• **WRITTEN REQUEST**
Your task is to repeat all of the data exactly while excluding the pictures.
[Start THE RECORDS]
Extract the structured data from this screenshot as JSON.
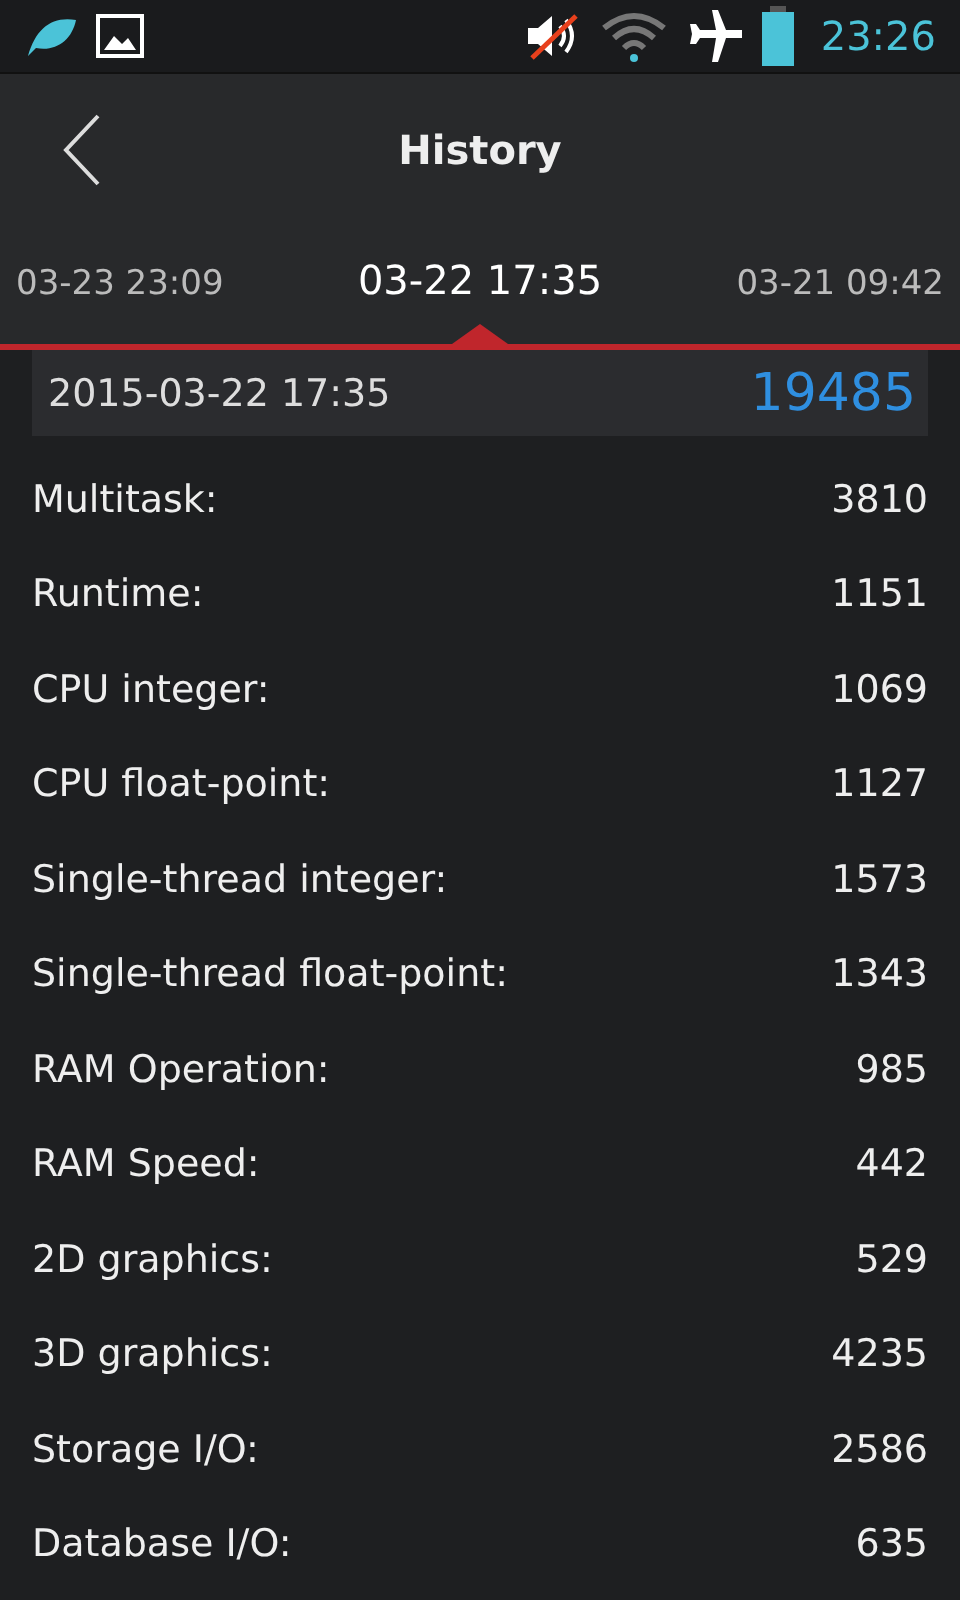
{
  "status_bar": {
    "time": "23:26"
  },
  "header": {
    "title": "History"
  },
  "tabs": [
    {
      "label": "03-23 23:09",
      "selected": false
    },
    {
      "label": "03-22 17:35",
      "selected": true
    },
    {
      "label": "03-21 09:42",
      "selected": false
    }
  ],
  "summary": {
    "date": "2015-03-22 17:35",
    "score": "19485"
  },
  "results": [
    {
      "label": "Multitask:",
      "value": "3810"
    },
    {
      "label": "Runtime:",
      "value": "1151"
    },
    {
      "label": "CPU integer:",
      "value": "1069"
    },
    {
      "label": "CPU float-point:",
      "value": "1127"
    },
    {
      "label": "Single-thread integer:",
      "value": "1573"
    },
    {
      "label": "Single-thread float-point:",
      "value": "1343"
    },
    {
      "label": "RAM Operation:",
      "value": "985"
    },
    {
      "label": "RAM Speed:",
      "value": "442"
    },
    {
      "label": "2D graphics:",
      "value": "529"
    },
    {
      "label": "3D graphics:",
      "value": "4235"
    },
    {
      "label": "Storage I/O:",
      "value": "2586"
    },
    {
      "label": "Database I/O:",
      "value": "635"
    }
  ]
}
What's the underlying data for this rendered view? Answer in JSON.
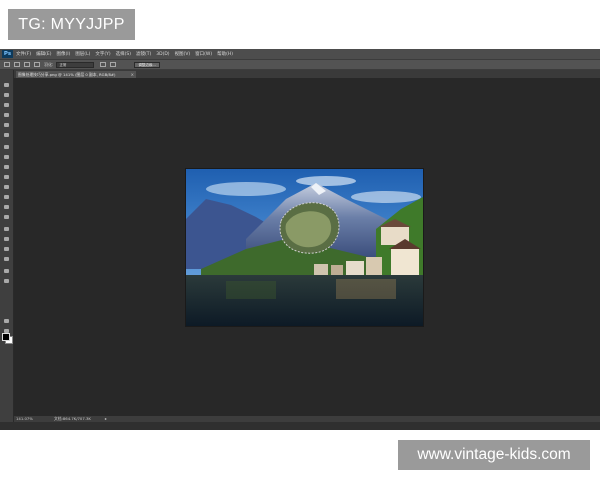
{
  "watermarks": {
    "top": "TG: MYYJJPP",
    "bottom": "www.vintage-kids.com"
  },
  "app": {
    "logo": "Ps",
    "menu": [
      "文件(F)",
      "编辑(E)",
      "图像(I)",
      "图层(L)",
      "文字(Y)",
      "选择(S)",
      "滤镜(T)",
      "3D(D)",
      "视图(V)",
      "窗口(W)",
      "帮助(H)"
    ],
    "options": {
      "feather_label": "羽化:",
      "style_select": "正常",
      "refine_button": "调整边缘..."
    },
    "document_tab": {
      "title": "图像处理技巧分享.png @ 141% (图层 0 副本, RGB/8#)",
      "close": "×"
    },
    "status": {
      "zoom": "141.07%",
      "doc_info": "文档:864.7K/707.3K",
      "arrow": "▸"
    },
    "tools": [
      "move-tool",
      "marquee-tool",
      "lasso-tool",
      "quick-select-tool",
      "crop-tool",
      "eyedropper-tool",
      "healing-tool",
      "brush-tool",
      "stamp-tool",
      "history-brush-tool",
      "eraser-tool",
      "gradient-tool",
      "blur-tool",
      "dodge-tool",
      "pen-tool",
      "type-tool",
      "path-select-tool",
      "shape-tool",
      "hand-tool",
      "zoom-tool"
    ],
    "colors": {
      "foreground": "#000000",
      "background": "#ffffff"
    }
  }
}
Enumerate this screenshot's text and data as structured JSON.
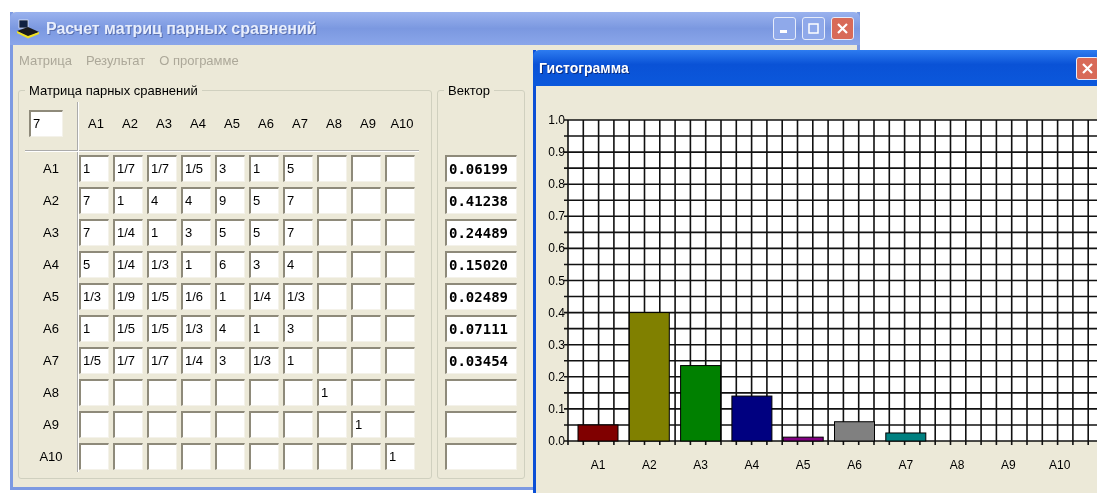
[End THE RECORDS]
• **CORRECT RESULT**
Extract the structured data from this screenshot as JSON.
{
  "status_bar": {
    "time": "23:26"
  },
  "header": {
    "title": "History"
  },
  "tabs": [
    {
      "label": "03-23 23:09",
      "selected": false
    },
    {
      "label": "03-22 17:35",
      "selected": true
    },
    {
      "label": "03-21 09:42",
      "selected": false
    }
  ],
  "summary": {
    "date": "2015-03-22 17:35",
    "score": "19485"
  },
  "results": [
    {
      "label": "Multitask:",
      "value": "3810"
    },
    {
      "label": "Runtime:",
      "value": "1151"
    },
    {
      "label": "CPU integer:",
      "value": "1069"
    },
    {
      "label": "CPU float-point:",
      "value": "1127"
    },
    {
      "label": "Single-thread integer:",
      "value": "1573"
    },
    {
      "label": "Single-thread float-point:",
      "value": "1343"
    },
    {
      "label": "RAM Operation:",
      "value": "985"
    },
    {
      "label": "RAM Speed:",
      "value": "442"
    },
    {
      "label": "2D graphics:",
      "value": "529"
    },
    {
      "label": "3D graphics:",
      "value": "4235"
    },
    {
      "label": "Storage I/O:",
      "value": "2586"
    },
    {
      "label": "Database I/O:",
      "value": "635"
    }
  ]
}
What's the underlying data for this rendered view? Answer in JSON.
{
  "watermarks": {
    "top": "TG: MYYJJPP",
    "bottom": "www.vintage-kids.com"
  },
  "app": {
    "logo": "Ps",
    "menu": [
      "文件(F)",
      "编辑(E)",
      "图像(I)",
      "图层(L)",
      "文字(Y)",
      "选择(S)",
      "滤镜(T)",
      "3D(D)",
      "视图(V)",
      "窗口(W)",
      "帮助(H)"
    ],
    "options": {
      "feather_label": "羽化:",
      "style_select": "正常",
      "refine_button": "调整边缘..."
    },
    "document_tab": {
      "title": "图像处理技巧分享.png @ 141% (图层 0 副本, RGB/8#)",
      "close": "×"
    },
    "status": {
      "zoom": "141.07%",
      "doc_info": "文档:864.7K/707.3K",
      "arrow": "▸"
    },
    "tools": [
      "move-tool",
      "marquee-tool",
      "lasso-tool",
      "quick-select-tool",
      "crop-tool",
      "eyedropper-tool",
      "healing-tool",
      "brush-tool",
      "stamp-tool",
      "history-brush-tool",
      "eraser-tool",
      "gradient-tool",
      "blur-tool",
      "dodge-tool",
      "pen-tool",
      "type-tool",
      "path-select-tool",
      "shape-tool",
      "hand-tool",
      "zoom-tool"
    ],
    "colors": {
      "foreground": "#000000",
      "background": "#ffffff"
    }
  }
}
Enumerate this screenshot's text and data as structured JSON.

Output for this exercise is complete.